**Supplied information:**
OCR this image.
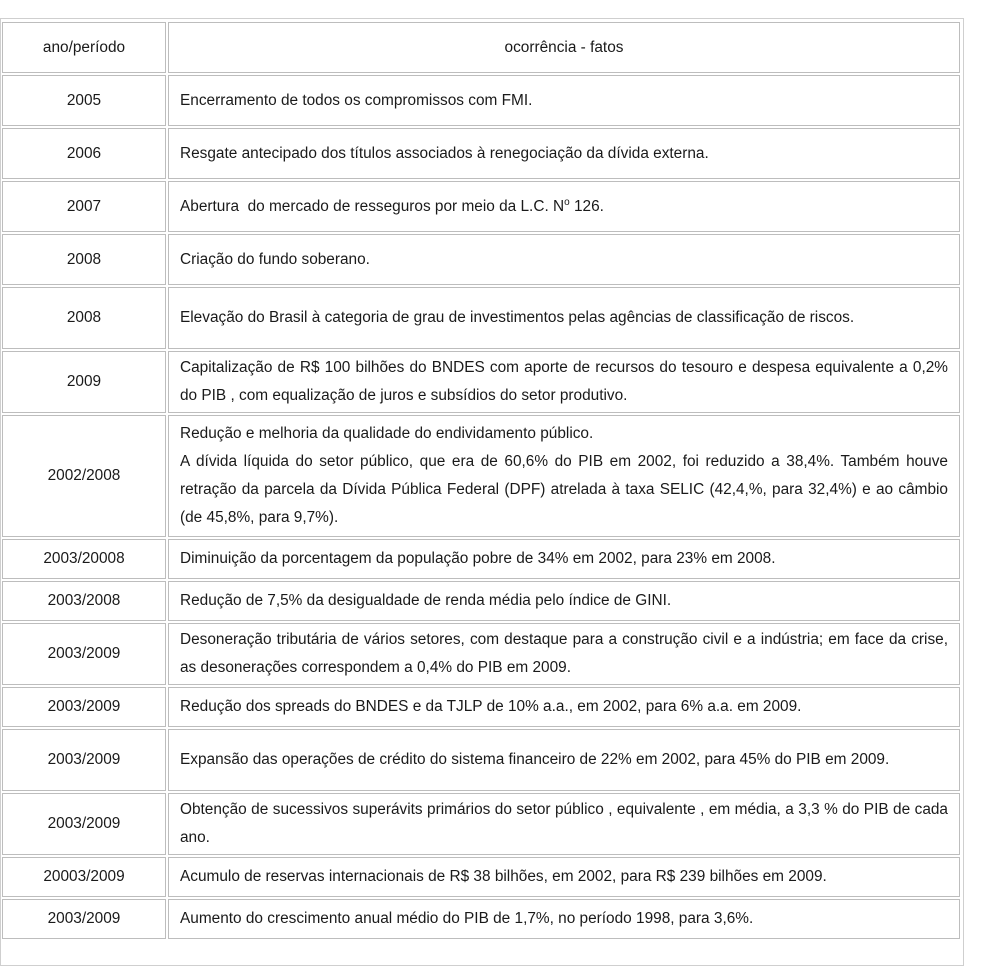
ano/período	ocorrência - fatos
2005	Encerramento de todos os compromissos com FMI.

2006	Resgate antecipado dos títulos associados à renegociação da dívida externa.

2007	Abertura  do mercado de resseguros por meio da L.C. $N^o$ 126.
2008	Criação do fundo soberano.

2008	Elevação do Brasil à categoria de grau de investimentos pelas agências de classificação de riscos.

2009	Capitalização de R$ 100 bilhões do BNDES com aporte de recursos do tesouro e despesa equivalente a 0,2% do PIB , com equalização de juros e subsídios do setor produtivo.

2002/2008	Redução e melhoria da qualidade do endividamento público.
A dívida líquida do setor público, que era de 60,6% do PIB em 2002, foi reduzido a 38,4%. Também houve retração da parcela da Dívida Pública Federal (DPF) atrelada à taxa SELIC (42,4,%, para 32,4%) e ao câmbio (de 45,8%, para 9,7%).

2003/20008	Diminuição da porcentagem da população pobre de 34% em 2002, para 23% em 2008.

2003/2008	Redução de 7,5% da desigualdade de renda média pelo índice de GINI.

2003/2009	Desoneração tributária de vários setores, com destaque para a construção civil e a indústria; em face da crise, as desonerações correspondem a 0,4% do PIB em 2009.

2003/2009	Redução dos spreads do BNDES e da TJLP de 10% a.a., em 2002, para 6% a.a. em 2009.

2003/2009	Expansão das operações de crédito do sistema financeiro de 22% em 2002, para 45% do PIB em 2009.

2003/2009	Obtenção de sucessivos superávits primários do setor público , equivalente , em média, a 3,3 % do PIB de cada ano.

20003/2009	Acumulo de reservas internacionais de R$ 38 bilhões, em 2002, para R$ 239 bilhões em 2009.

2003/2009	Aumento do crescimento anual médio do PIB de 1,7%, no período 1998, para 3,6%.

**Instructions to follow:** How many lines of the data contain the word "período"? Answer with the number alone.

**Answer in full:** 2